- Extract to read -
══════

HTTP URL/URI Rewrite Rules in OpenLink Virtuoso

Tim Haynes
OpenLink Virtuoso Weblog
5 min readDec 1, 2017

Why Rewrite URLs/URIs?

There are several reasons why you might want a web server to rewrite URLs.

  • Shorter, tidier URLs are more elegant and more memorable.
  • Security concerns may require masking invocation of web-applications.
  • Certain kinds of requests may require different handling (e.g., images may be served directly from a filesystem, while other requests may be handled by a script interpreter).
  • Old URL forms may need special handling when the underlying implementation changes (e.g., query variable names and/or acceptable values may change, but have clear mapping from old to new).
  • Search engines sometimes penalize pages with long query string URLs.

What are Rewrite Rules?

Rewrite Rules are a system for mapping, transforming, and redirecting requests received by a web server engine.

Virtuoso offers a web-based interface for configuration of rewrite rules, which are handled on a per vhost basis. (A vhost is a virtual host, which is a mechanism by which a single server at a single IP address can invisibly provide web services for multiple host or domain names.)

Each rewrite rule consists of three parts:

  1. a pattern against which to match incoming requests, with some criteria determining which aspects of the request should be matched and the order in which rules should apply
  2. the type of redirection to use
  3. a destination pattern (which may reference parts of the incoming request)

How do Rewrite Rules work in Virtuoso?

In the Virtuoso Conductor, found at http://{virtuoso-host}:{port}/conductor/, for instance, http://localhost:8890/conductor/, click to Web Application ServerVirtual Domains & Directories. Drill down to your chosen vhost. Within each vhost, any virtual directory definition may or may not contain rewrite rules; a vdir with rewrite rules is designated by a star beside the URL-rewrite action.

Example: Sponger Content Negotiation

The Virtuoso Sponger VAD package provides a script, description.vsp, that displays a view of a graph of data sponged from an upstream Web resource. Most URLs used to invoke this display have a local part that starts with the pattern /about/id/entity/, followed by a slightly modified IRI of the entity being displayed.

When generating these /id/ URLs, for ease of encoding, the Sponger strips the characters that separate the IRI scheme from the rest of the original IRI (authority [i.e., host & port] for HTTP/S IRIs; other schemes have other components) of the resource being consumed. For most URL schemes, the scheme separator is just a single colon character, : ; for HTTP- and HTTPS-scheme URLs, it’s three characters, colon-slash-slash, ://.

══════

Raw records:
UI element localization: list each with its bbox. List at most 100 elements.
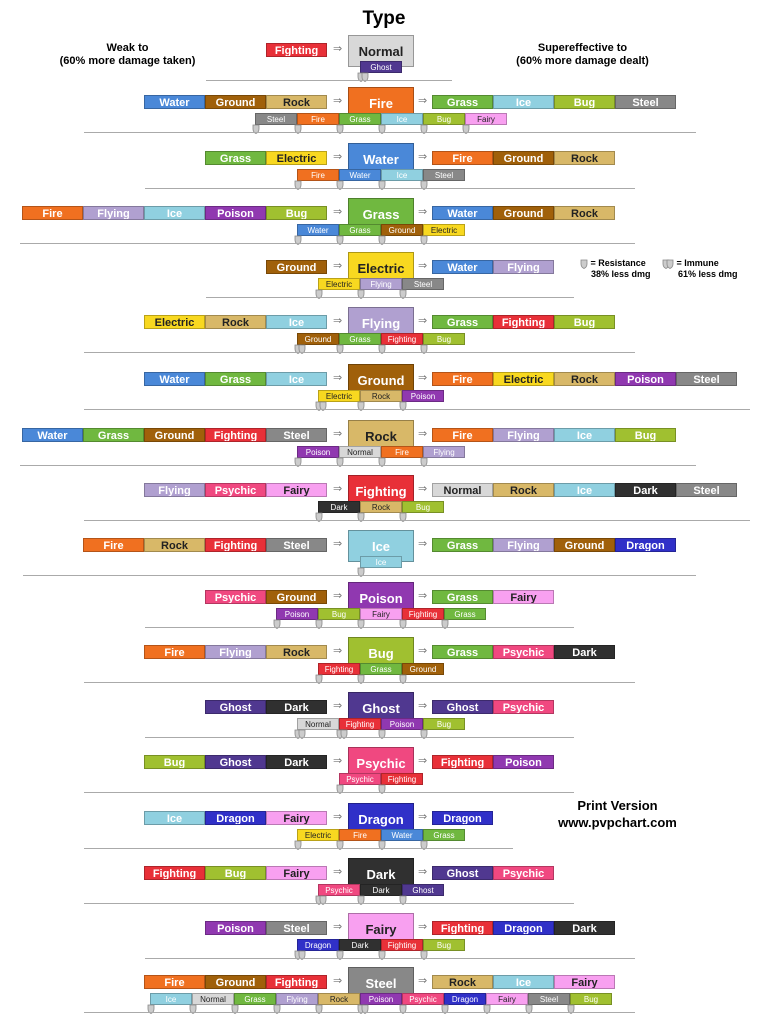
- shield-icon: [580, 259, 588, 269]
- supereffective-arrow-icon: ⇒: [418, 866, 428, 878]
- weak-chip-ground: Ground: [205, 975, 266, 989]
- supereffective-chip-flying: Flying: [493, 538, 554, 552]
- resist-chip-ground: Ground: [402, 663, 444, 675]
- website-link[interactable]: www.pvpchart.com: [530, 814, 705, 831]
- weak-chip-fairy: Fairy: [266, 811, 327, 825]
- resistance-shield-icon: [315, 286, 323, 299]
- supereffective-chip-rock: Rock: [493, 483, 554, 497]
- resistance-shield-icon: [420, 232, 428, 245]
- resist-chip-electric: Electric: [423, 224, 465, 236]
- resist-chip-fire: Fire: [297, 113, 339, 125]
- weak-chip-rock: Rock: [266, 645, 327, 659]
- immune-shield-icon: [361, 1001, 369, 1014]
- resist-chip-grass: Grass: [339, 113, 381, 125]
- resistance-shield-icon: [399, 509, 407, 522]
- supereffective-arrow-icon: ⇒: [418, 921, 428, 933]
- resistance-shield-icon: [357, 398, 365, 411]
- weak-chip-fighting: Fighting: [205, 428, 266, 442]
- resistance-shield-icon: [462, 121, 470, 134]
- resistance-shield-icon: [315, 616, 323, 629]
- supereffective-arrow-icon: ⇒: [418, 315, 428, 327]
- resistance-shield-icon: [378, 341, 386, 354]
- resist-chip-bug: Bug: [423, 333, 465, 345]
- weak-chip-water: Water: [144, 372, 205, 386]
- weak-chip-fighting: Fighting: [266, 43, 327, 57]
- resistance-shield-icon: [336, 341, 344, 354]
- weak-chip-ghost: Ghost: [205, 755, 266, 769]
- legend-resistance-label: = Resistance: [590, 258, 646, 268]
- weak-chip-grass: Grass: [205, 151, 266, 165]
- resistance-shield-icon: [336, 121, 344, 134]
- supereffective-chip-normal: Normal: [432, 483, 493, 497]
- resistance-shield-icon: [336, 232, 344, 245]
- row-divider: [84, 409, 750, 410]
- weak-chip-electric: Electric: [266, 151, 327, 165]
- resist-chip-rock: Rock: [360, 501, 402, 513]
- weak-to-sublabel: (60% more damage taken): [59, 55, 196, 67]
- resist-chip-ice: Ice: [150, 993, 192, 1005]
- resistance-shield-icon: [420, 121, 428, 134]
- resist-chip-flying: Flying: [360, 278, 402, 290]
- supereffective-arrow-icon: ⇒: [418, 700, 428, 712]
- supereffective-arrow-icon: ⇒: [418, 811, 428, 823]
- weak-chip-fairy: Fairy: [266, 483, 327, 497]
- resist-chip-fighting: Fighting: [381, 333, 423, 345]
- resist-chip-bug: Bug: [423, 939, 465, 951]
- resist-chip-water: Water: [297, 224, 339, 236]
- weak-arrow-icon: ⇒: [333, 43, 343, 55]
- supereffective-chip-bug: Bug: [554, 315, 615, 329]
- resist-chip-grass: Grass: [339, 224, 381, 236]
- weak-chip-psychic: Psychic: [205, 590, 266, 604]
- supereffective-chip-dark: Dark: [554, 645, 615, 659]
- resist-chip-steel: Steel: [402, 278, 444, 290]
- weak-arrow-icon: ⇒: [333, 260, 343, 272]
- resist-chip-poison: Poison: [297, 446, 339, 458]
- resist-chip-fairy: Fairy: [360, 608, 402, 620]
- immune-shield-icon: [361, 69, 369, 82]
- resist-chip-fairy: Fairy: [465, 113, 507, 125]
- supereffective-chip-fire: Fire: [432, 428, 493, 442]
- resistance-shield-icon: [378, 177, 386, 190]
- supereffective-chip-dark: Dark: [615, 483, 676, 497]
- supereffective-chip-ice: Ice: [493, 95, 554, 109]
- weak-to-label: Weak to: [106, 42, 149, 54]
- resist-chip-ice: Ice: [381, 113, 423, 125]
- weak-arrow-icon: ⇒: [333, 372, 343, 384]
- supereffective-chip-steel: Steel: [676, 372, 737, 386]
- resist-chip-grass: Grass: [360, 663, 402, 675]
- resistance-shield-icon: [336, 947, 344, 960]
- row-divider: [84, 792, 574, 793]
- supereffective-arrow-icon: ⇒: [418, 151, 428, 163]
- weak-chip-fighting: Fighting: [144, 866, 205, 880]
- supereffective-chip-dragon: Dragon: [493, 921, 554, 935]
- resistance-shield-icon: [357, 509, 365, 522]
- print-version-label: Print Version: [577, 798, 658, 813]
- weak-chip-fire: Fire: [144, 645, 205, 659]
- resistance-shield-icon: [273, 1001, 281, 1014]
- supereffective-chip-grass: Grass: [432, 95, 493, 109]
- resist-chip-dark: Dark: [360, 884, 402, 896]
- resist-chip-fire: Fire: [297, 169, 339, 181]
- immune-shield-icon: [298, 947, 306, 960]
- supereffective-arrow-icon: ⇒: [418, 206, 428, 218]
- supereffective-chip-ground: Ground: [493, 151, 554, 165]
- supereffective-arrow-icon: ⇒: [418, 95, 428, 107]
- weak-chip-fire: Fire: [144, 975, 205, 989]
- resist-chip-steel: Steel: [528, 993, 570, 1005]
- resistance-shield-icon: [336, 781, 344, 794]
- row-divider: [20, 465, 696, 466]
- weak-chip-steel: Steel: [266, 428, 327, 442]
- weak-chip-ground: Ground: [144, 428, 205, 442]
- supereffective-chip-steel: Steel: [615, 95, 676, 109]
- resist-chip-fighting: Fighting: [381, 939, 423, 951]
- row-divider: [145, 737, 574, 738]
- weak-arrow-icon: ⇒: [333, 483, 343, 495]
- legend-immune-sub: 61% less dmg: [678, 269, 738, 279]
- resistance-shield-icon: [252, 121, 260, 134]
- weak-chip-fighting: Fighting: [266, 975, 327, 989]
- supereffective-chip-ghost: Ghost: [432, 866, 493, 880]
- resist-chip-psychic: Psychic: [339, 773, 381, 785]
- supereffective-chip-fairy: Fairy: [493, 590, 554, 604]
- immune-shield-icon: [298, 726, 306, 739]
- weak-chip-bug: Bug: [205, 866, 266, 880]
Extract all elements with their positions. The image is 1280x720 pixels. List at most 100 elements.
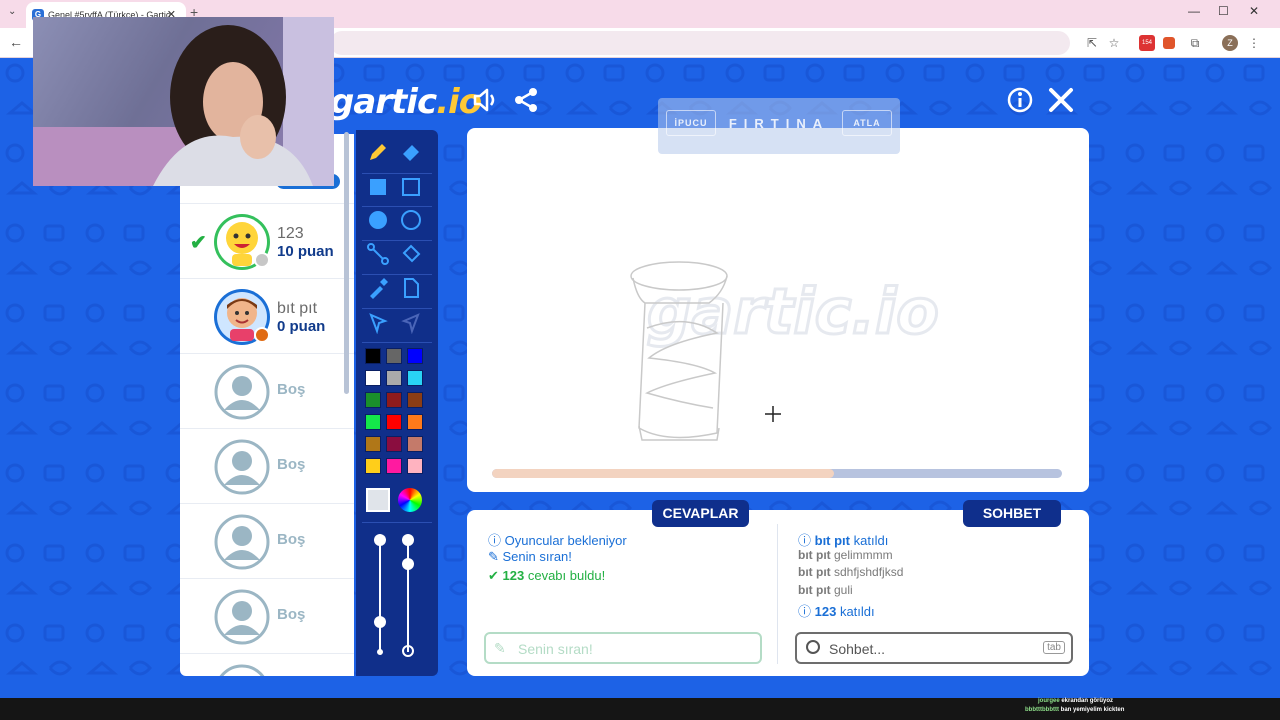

══════

- Problems to work on -
(A) In the article on Virtuoso rewrite rules, what shows that a virtual directory has rewrite rules?
(B) From the article on Virtuoso rewrite rules, return the passage starting with "What are Rewrite" and going on through "work in Virtuoso?".

- Responses in order -
(A) A star beside the URL-rewrite action.

(B)
What are Rewrite Rules?

Rewrite Rules are a system for mapping, transforming, and redirecting requests received by a web server engine.

Virtuoso offers a web-based interface for configuration of rewrite rules, which are handled on a per vhost basis. (A vhost is a virtual host, which is a mechanism by which a single server at a single IP address can invisibly provide web services for multiple host or domain names.)

Each rewrite rule consists of three parts:

  1. a pattern against which to match incoming requests, with some criteria determining which aspects of the request should be matched and the order in which rules should apply
  2. the type of redirection to use
  3. a destination pattern (which may reference parts of the incoming request)

How do Rewrite Rules work in Virtuoso?